Figure content listings:
++++

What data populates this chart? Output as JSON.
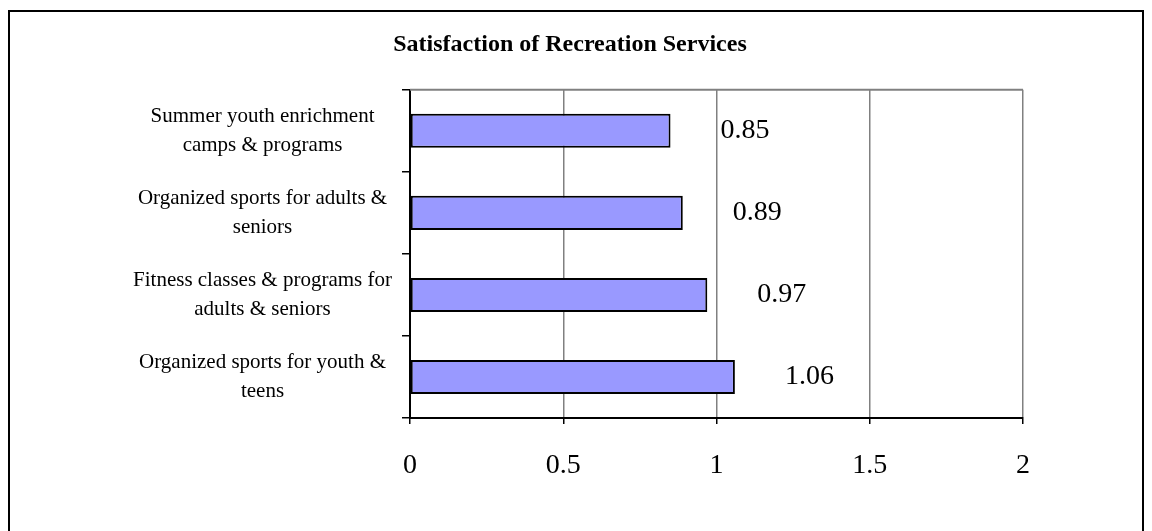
{
  "chart_data": {
    "type": "bar",
    "orientation": "horizontal",
    "title": "Satisfaction of Recreation Services",
    "categories": [
      "Summer youth enrichment camps & programs",
      "Organized sports for adults & seniors",
      "Fitness classes & programs for adults & seniors",
      "Organized sports for youth & teens"
    ],
    "values": [
      0.85,
      0.89,
      0.97,
      1.06
    ],
    "color": "#9999ff",
    "xlim": [
      0,
      2
    ],
    "xticks": [
      0,
      0.5,
      1,
      1.5,
      2
    ],
    "grid": "x",
    "data_labels": true
  }
}
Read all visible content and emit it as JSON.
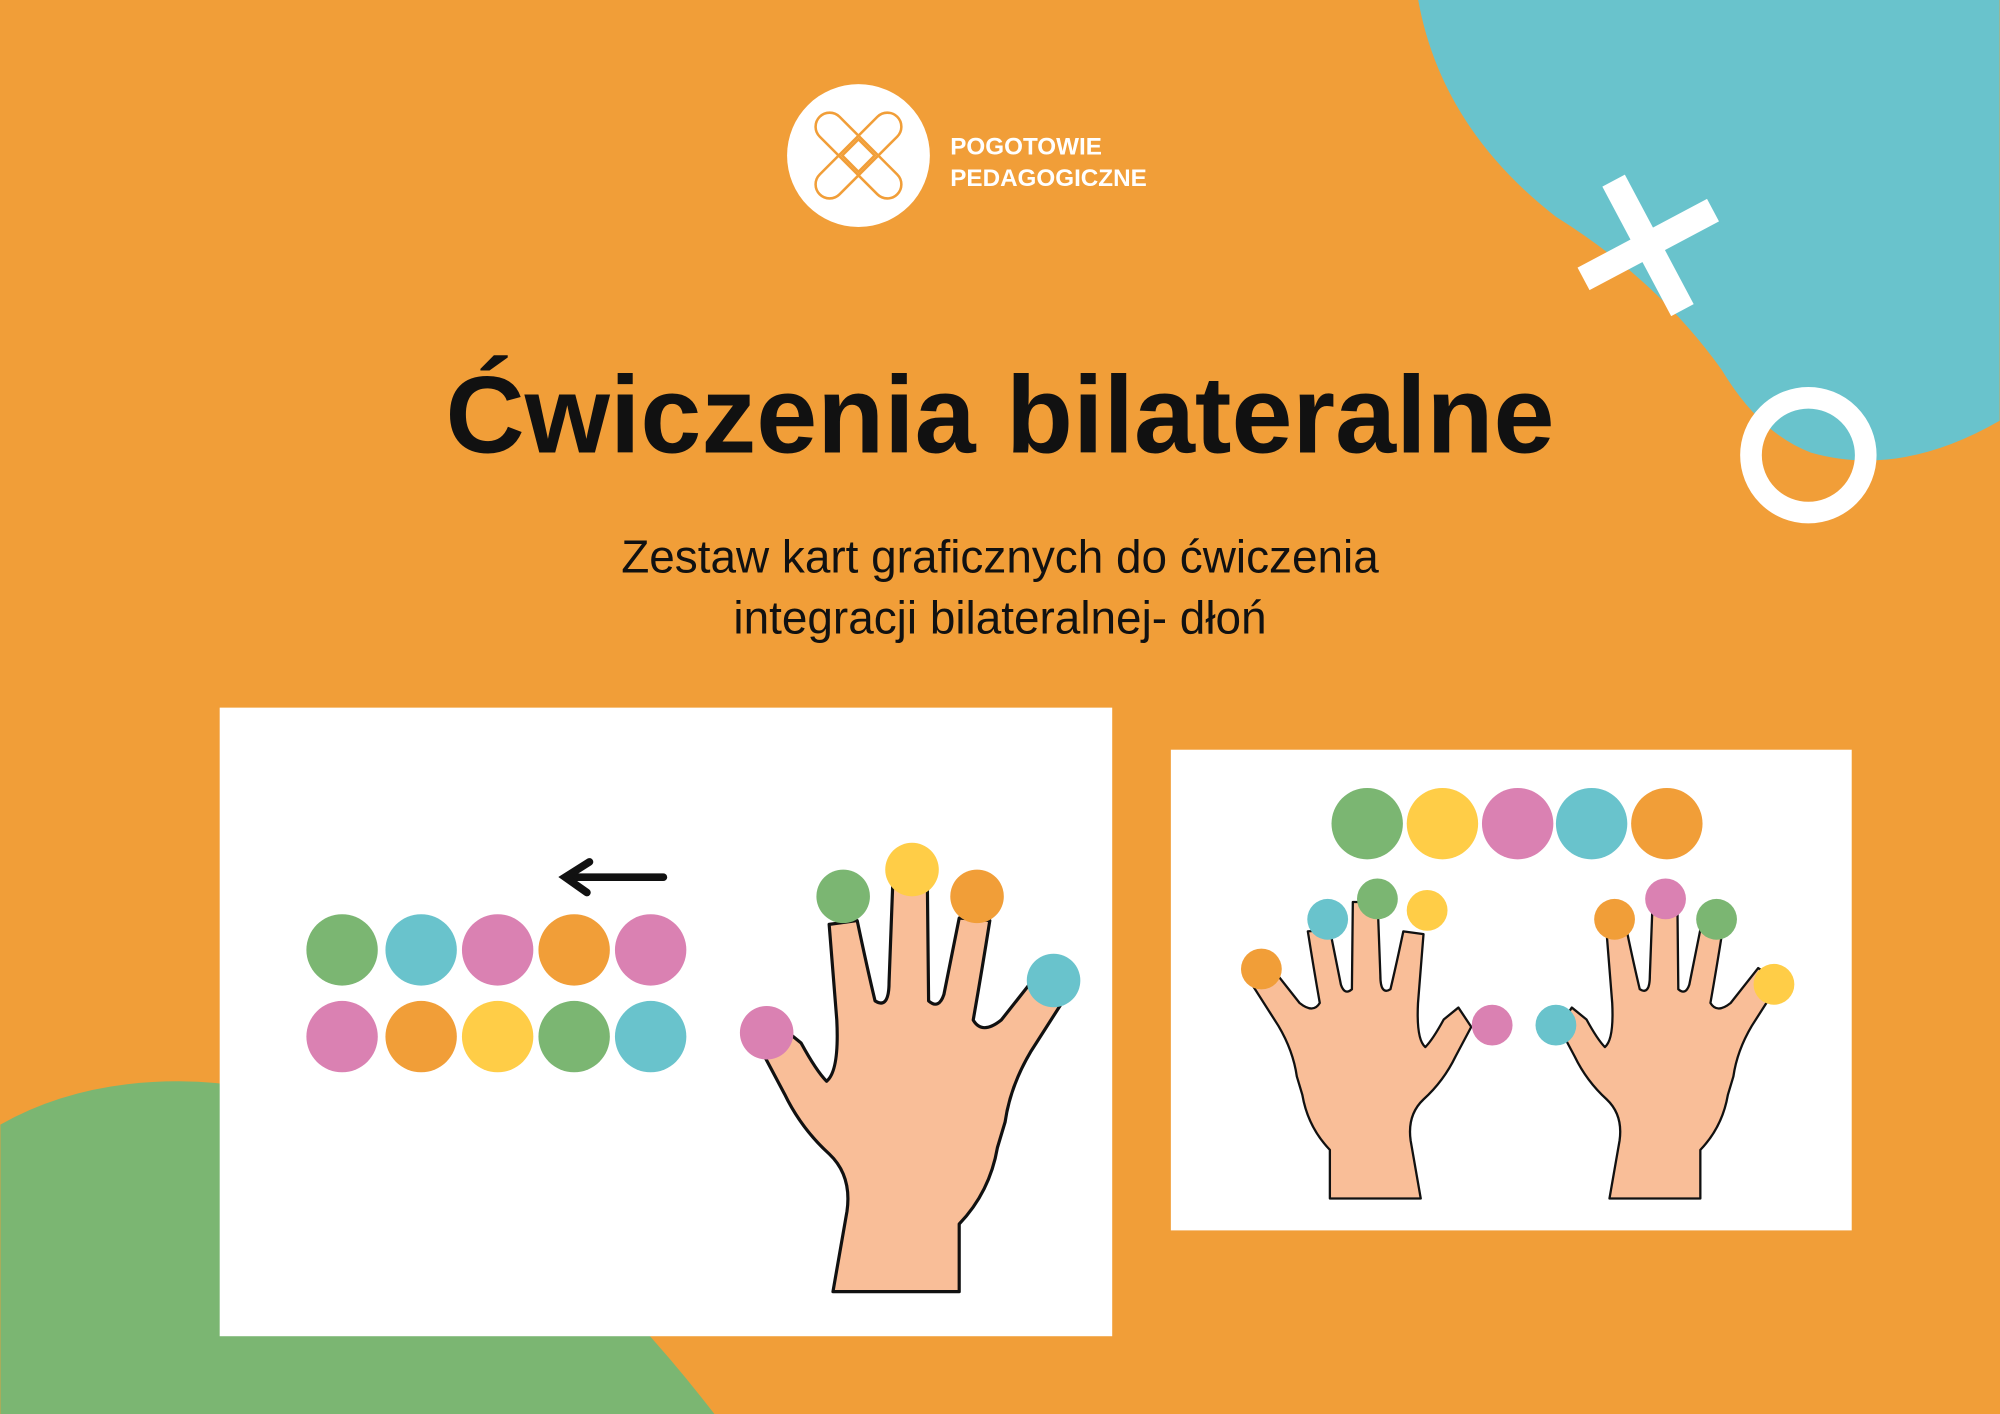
{
  "brand": {
    "line1": "POGOTOWIE",
    "line2": "PEDAGOGICZNE"
  },
  "title": "Ćwiczenia bilateralne",
  "subtitle": {
    "line1": "Zestaw kart graficznych do ćwiczenia",
    "line2": "integracji bilateralnej- dłoń"
  },
  "colors": {
    "background": "#f19e38",
    "teal": "#69c3cc",
    "green": "#7bb672",
    "pink": "#da81b2",
    "orange": "#f19e38",
    "yellow": "#ffcd47",
    "skin": "#f9be98",
    "white": "#ffffff"
  },
  "card1": {
    "arrow": "left-arrow",
    "row1": [
      "green",
      "teal",
      "pink",
      "orange",
      "pink"
    ],
    "row2": [
      "pink",
      "orange",
      "yellow",
      "green",
      "teal"
    ],
    "fingertips": [
      "pink",
      "green",
      "yellow",
      "orange",
      "teal"
    ]
  },
  "card2": {
    "row": [
      "green",
      "yellow",
      "pink",
      "teal",
      "orange"
    ],
    "left_hand_fingertips": [
      "orange",
      "teal",
      "green",
      "yellow",
      "pink"
    ],
    "right_hand_fingertips": [
      "teal",
      "orange",
      "pink",
      "green",
      "yellow"
    ]
  }
}
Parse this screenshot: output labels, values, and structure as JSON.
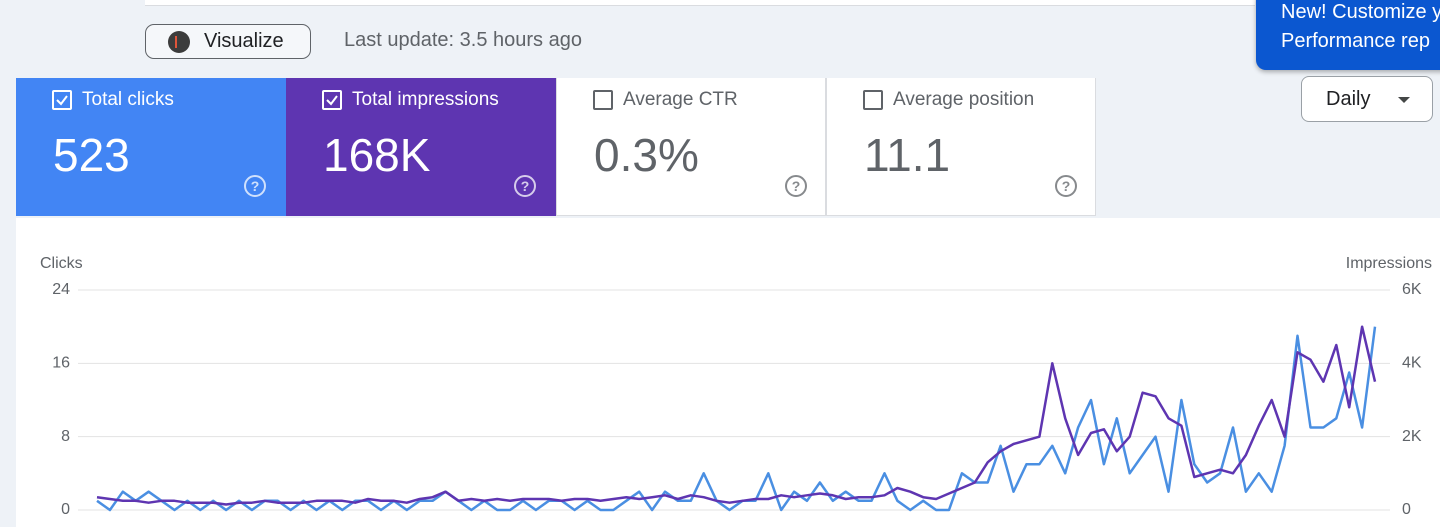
{
  "toolbar": {
    "button": "Visualize",
    "last_update": "Last update: 3.5 hours ago"
  },
  "banner": {
    "lines": [
      "New! Customize y",
      "Performance rep"
    ]
  },
  "metrics": [
    {
      "label": "Total clicks",
      "value": "523",
      "checked": true
    },
    {
      "label": "Total impressions",
      "value": "168K",
      "checked": true
    },
    {
      "label": "Average CTR",
      "value": "0.3%",
      "checked": false
    },
    {
      "label": "Average position",
      "value": "11.1",
      "checked": false
    }
  ],
  "range_select": "Daily",
  "chart_data": {
    "type": "line",
    "y_label": "Clicks",
    "y2_label": "Impressions",
    "ylim": [
      0,
      24
    ],
    "yticks": [
      0,
      8,
      16,
      24
    ],
    "y2lim": [
      0,
      6000
    ],
    "y2ticks": [
      0,
      {
        "value": 2000,
        "label": "2K"
      },
      {
        "value": 4000,
        "label": "4K"
      },
      {
        "value": 6000,
        "label": "6K"
      }
    ],
    "grid": true,
    "series": [
      {
        "name": "Clicks",
        "color": "#4a8fe2",
        "values": [
          1,
          0,
          2,
          1,
          2,
          1,
          0,
          1,
          0,
          1,
          0,
          1,
          0,
          1,
          1,
          0,
          1,
          0,
          1,
          0,
          1,
          1,
          0,
          1,
          0,
          1,
          1,
          2,
          1,
          0,
          1,
          0,
          0,
          1,
          0,
          1,
          1,
          0,
          1,
          0,
          0,
          1,
          2,
          0,
          2,
          1,
          1,
          4,
          1,
          0,
          1,
          1,
          4,
          0,
          2,
          1,
          3,
          1,
          2,
          1,
          1,
          4,
          1,
          0,
          1,
          0,
          0,
          4,
          3,
          3,
          7,
          2,
          5,
          5,
          7,
          4,
          9,
          12,
          5,
          10,
          4,
          6,
          8,
          2,
          12,
          5,
          3,
          4,
          9,
          2,
          4,
          2,
          7,
          19,
          9,
          9,
          10,
          15,
          9,
          20
        ]
      },
      {
        "name": "Impressions",
        "color": "#5e35b1",
        "axis": "y2",
        "values": [
          350,
          300,
          250,
          250,
          200,
          250,
          250,
          200,
          200,
          200,
          150,
          200,
          200,
          250,
          200,
          200,
          200,
          250,
          250,
          250,
          200,
          300,
          250,
          250,
          200,
          300,
          350,
          500,
          250,
          300,
          250,
          300,
          250,
          300,
          300,
          300,
          250,
          300,
          300,
          250,
          300,
          350,
          300,
          350,
          400,
          300,
          400,
          350,
          250,
          200,
          250,
          300,
          300,
          400,
          350,
          400,
          450,
          400,
          300,
          350,
          350,
          400,
          600,
          500,
          350,
          300,
          450,
          600,
          750,
          1300,
          1600,
          1800,
          1900,
          2000,
          4000,
          2500,
          1500,
          2100,
          2200,
          1600,
          2000,
          3200,
          3100,
          2500,
          2300,
          900,
          1000,
          1100,
          1000,
          1500,
          2300,
          3000,
          2000,
          4300,
          4100,
          3500,
          4500,
          2800,
          5000,
          3500
        ]
      }
    ]
  }
}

++++

Short task:
Copy out each line of the data where the string "adults" appears.

Answer to this exercise:
      "Organized sports for adults & seniors",
      "Fitness classes & programs for adults & seniors",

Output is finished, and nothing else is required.